══ PROVIDED MATERIAL

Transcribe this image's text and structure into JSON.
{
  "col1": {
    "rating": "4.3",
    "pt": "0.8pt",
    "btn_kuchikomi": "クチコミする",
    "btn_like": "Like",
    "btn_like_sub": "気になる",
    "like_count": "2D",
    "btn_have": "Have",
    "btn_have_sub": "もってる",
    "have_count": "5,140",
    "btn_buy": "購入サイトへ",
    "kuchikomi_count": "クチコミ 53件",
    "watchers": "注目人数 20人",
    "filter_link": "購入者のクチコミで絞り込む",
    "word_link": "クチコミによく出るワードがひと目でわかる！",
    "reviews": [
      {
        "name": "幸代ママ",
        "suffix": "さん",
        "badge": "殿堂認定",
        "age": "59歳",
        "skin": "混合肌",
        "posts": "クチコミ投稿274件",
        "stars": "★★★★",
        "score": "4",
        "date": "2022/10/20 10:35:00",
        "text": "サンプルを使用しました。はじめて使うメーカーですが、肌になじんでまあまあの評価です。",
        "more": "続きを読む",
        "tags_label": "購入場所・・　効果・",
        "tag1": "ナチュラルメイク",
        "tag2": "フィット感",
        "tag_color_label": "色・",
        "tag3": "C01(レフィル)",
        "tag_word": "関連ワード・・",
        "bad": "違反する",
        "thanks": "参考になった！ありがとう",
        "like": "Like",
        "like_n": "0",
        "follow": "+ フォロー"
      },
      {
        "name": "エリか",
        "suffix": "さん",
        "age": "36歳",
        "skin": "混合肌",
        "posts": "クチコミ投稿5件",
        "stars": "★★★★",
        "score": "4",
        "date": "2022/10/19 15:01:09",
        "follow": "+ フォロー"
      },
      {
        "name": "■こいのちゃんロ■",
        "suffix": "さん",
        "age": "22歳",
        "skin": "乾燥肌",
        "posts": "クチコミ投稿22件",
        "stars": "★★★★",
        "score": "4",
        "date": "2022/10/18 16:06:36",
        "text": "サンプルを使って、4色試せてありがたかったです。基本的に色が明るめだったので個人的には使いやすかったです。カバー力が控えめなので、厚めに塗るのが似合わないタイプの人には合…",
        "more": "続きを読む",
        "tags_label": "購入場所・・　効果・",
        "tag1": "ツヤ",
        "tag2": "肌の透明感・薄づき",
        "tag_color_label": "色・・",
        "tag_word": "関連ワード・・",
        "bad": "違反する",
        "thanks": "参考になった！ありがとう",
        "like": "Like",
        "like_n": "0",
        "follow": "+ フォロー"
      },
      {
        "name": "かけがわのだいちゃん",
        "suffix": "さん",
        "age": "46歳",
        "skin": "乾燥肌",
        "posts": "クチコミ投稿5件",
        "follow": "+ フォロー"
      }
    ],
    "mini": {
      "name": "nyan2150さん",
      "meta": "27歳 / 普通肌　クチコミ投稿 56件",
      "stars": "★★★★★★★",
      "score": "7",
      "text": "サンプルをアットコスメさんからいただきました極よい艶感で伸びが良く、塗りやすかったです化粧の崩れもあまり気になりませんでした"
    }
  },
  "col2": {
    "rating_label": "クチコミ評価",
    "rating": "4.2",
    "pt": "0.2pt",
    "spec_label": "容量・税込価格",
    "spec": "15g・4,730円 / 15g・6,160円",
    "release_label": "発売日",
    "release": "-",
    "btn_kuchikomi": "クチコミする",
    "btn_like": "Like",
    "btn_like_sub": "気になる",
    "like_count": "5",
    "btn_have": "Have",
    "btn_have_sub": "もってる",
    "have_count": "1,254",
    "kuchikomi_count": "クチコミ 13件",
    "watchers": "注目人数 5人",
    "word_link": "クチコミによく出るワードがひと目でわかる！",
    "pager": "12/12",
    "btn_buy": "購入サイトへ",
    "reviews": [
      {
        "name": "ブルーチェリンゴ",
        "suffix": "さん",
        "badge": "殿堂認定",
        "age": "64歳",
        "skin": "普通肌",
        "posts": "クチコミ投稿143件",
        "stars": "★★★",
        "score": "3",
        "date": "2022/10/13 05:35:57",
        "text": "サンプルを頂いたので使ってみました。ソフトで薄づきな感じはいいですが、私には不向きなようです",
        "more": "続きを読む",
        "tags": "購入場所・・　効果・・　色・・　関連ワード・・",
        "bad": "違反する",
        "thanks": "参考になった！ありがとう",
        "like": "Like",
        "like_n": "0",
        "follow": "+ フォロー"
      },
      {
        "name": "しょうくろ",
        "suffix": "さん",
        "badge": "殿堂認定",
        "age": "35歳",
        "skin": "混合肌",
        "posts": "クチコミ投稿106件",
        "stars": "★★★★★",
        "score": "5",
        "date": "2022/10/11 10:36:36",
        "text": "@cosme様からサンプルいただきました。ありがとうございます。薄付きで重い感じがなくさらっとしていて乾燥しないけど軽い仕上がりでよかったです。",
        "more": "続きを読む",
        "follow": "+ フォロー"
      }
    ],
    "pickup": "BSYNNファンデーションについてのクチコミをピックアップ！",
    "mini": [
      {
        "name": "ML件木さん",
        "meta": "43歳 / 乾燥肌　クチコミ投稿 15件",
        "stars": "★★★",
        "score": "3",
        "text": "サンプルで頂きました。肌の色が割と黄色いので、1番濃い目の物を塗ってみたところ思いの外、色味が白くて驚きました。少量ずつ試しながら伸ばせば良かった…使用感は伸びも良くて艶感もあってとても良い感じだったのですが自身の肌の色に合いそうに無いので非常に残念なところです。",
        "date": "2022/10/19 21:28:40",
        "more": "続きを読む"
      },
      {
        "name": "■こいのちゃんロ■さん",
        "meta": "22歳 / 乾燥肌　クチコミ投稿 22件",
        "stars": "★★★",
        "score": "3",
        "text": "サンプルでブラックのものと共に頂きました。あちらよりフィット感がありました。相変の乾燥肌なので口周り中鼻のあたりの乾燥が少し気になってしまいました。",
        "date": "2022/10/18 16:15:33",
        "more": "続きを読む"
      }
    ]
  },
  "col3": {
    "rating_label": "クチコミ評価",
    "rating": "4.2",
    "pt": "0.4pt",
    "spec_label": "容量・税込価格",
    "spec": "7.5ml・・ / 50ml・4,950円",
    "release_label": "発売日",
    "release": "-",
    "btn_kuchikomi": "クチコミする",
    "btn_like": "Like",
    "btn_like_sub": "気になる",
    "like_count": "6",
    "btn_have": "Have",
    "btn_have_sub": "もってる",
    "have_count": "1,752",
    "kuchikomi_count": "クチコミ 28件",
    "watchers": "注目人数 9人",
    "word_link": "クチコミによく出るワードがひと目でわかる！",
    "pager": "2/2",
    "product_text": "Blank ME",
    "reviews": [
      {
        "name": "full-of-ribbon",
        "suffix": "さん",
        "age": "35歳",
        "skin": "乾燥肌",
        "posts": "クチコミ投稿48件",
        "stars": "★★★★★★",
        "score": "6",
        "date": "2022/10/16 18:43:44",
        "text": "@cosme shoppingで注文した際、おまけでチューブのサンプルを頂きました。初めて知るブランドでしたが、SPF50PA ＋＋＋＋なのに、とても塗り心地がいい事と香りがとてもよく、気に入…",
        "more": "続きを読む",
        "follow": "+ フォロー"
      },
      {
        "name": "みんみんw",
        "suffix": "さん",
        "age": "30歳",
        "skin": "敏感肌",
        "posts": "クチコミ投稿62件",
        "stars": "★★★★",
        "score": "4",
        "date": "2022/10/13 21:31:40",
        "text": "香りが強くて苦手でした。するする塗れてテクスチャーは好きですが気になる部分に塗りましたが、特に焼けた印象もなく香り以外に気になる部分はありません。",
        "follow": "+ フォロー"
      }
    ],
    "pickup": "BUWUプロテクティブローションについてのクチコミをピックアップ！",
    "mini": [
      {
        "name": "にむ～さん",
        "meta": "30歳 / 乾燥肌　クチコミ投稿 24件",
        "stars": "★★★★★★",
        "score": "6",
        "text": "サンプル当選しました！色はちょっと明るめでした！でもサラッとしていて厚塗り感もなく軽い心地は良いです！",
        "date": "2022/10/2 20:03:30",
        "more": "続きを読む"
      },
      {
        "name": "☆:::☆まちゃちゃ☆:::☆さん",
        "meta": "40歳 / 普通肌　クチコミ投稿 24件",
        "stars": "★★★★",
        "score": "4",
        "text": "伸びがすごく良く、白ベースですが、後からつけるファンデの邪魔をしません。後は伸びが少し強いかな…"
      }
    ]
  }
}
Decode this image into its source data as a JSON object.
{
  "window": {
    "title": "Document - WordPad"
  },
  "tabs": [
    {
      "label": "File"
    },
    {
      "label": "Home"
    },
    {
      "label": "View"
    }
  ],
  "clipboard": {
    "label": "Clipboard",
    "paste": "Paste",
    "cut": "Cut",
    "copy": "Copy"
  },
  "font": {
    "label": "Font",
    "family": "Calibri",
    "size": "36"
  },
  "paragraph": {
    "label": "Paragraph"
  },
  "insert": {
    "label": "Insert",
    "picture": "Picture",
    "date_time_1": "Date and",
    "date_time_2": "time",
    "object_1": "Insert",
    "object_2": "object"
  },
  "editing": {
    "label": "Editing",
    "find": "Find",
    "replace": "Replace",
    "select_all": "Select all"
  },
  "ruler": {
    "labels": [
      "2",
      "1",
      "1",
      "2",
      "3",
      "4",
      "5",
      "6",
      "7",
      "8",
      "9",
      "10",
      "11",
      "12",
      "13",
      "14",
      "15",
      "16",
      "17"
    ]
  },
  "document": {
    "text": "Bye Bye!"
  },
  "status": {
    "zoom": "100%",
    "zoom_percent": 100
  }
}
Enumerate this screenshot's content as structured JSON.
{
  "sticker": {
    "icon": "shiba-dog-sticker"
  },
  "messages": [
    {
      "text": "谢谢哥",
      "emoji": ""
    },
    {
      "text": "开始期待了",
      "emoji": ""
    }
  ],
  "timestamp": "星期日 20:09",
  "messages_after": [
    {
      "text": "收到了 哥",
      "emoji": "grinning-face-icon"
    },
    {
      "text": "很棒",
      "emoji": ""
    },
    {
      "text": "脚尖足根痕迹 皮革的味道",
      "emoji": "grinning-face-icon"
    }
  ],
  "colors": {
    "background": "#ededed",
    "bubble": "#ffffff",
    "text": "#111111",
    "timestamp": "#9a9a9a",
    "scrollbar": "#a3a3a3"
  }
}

════

:: WORK REQUIRED ::
Repeat exactly the lines from the line containing "Enumerate this screenshot's" through the end of the listing above; both boundary lines are part of the output.

:: RESULT BELOW ::
Enumerate this screenshot's content as structured JSON.
{
  "sticker": {
    "icon": "shiba-dog-sticker"
  },
  "messages": [
    {
      "text": "谢谢哥",
      "emoji": ""
    },
    {
      "text": "开始期待了",
      "emoji": ""
    }
  ],
  "timestamp": "星期日 20:09",
  "messages_after": [
    {
      "text": "收到了 哥",
      "emoji": "grinning-face-icon"
    },
    {
      "text": "很棒",
      "emoji": ""
    },
    {
      "text": "脚尖足根痕迹 皮革的味道",
      "emoji": "grinning-face-icon"
    }
  ],
  "colors": {
    "background": "#ededed",
    "bubble": "#ffffff",
    "text": "#111111",
    "timestamp": "#9a9a9a",
    "scrollbar": "#a3a3a3"
  }
}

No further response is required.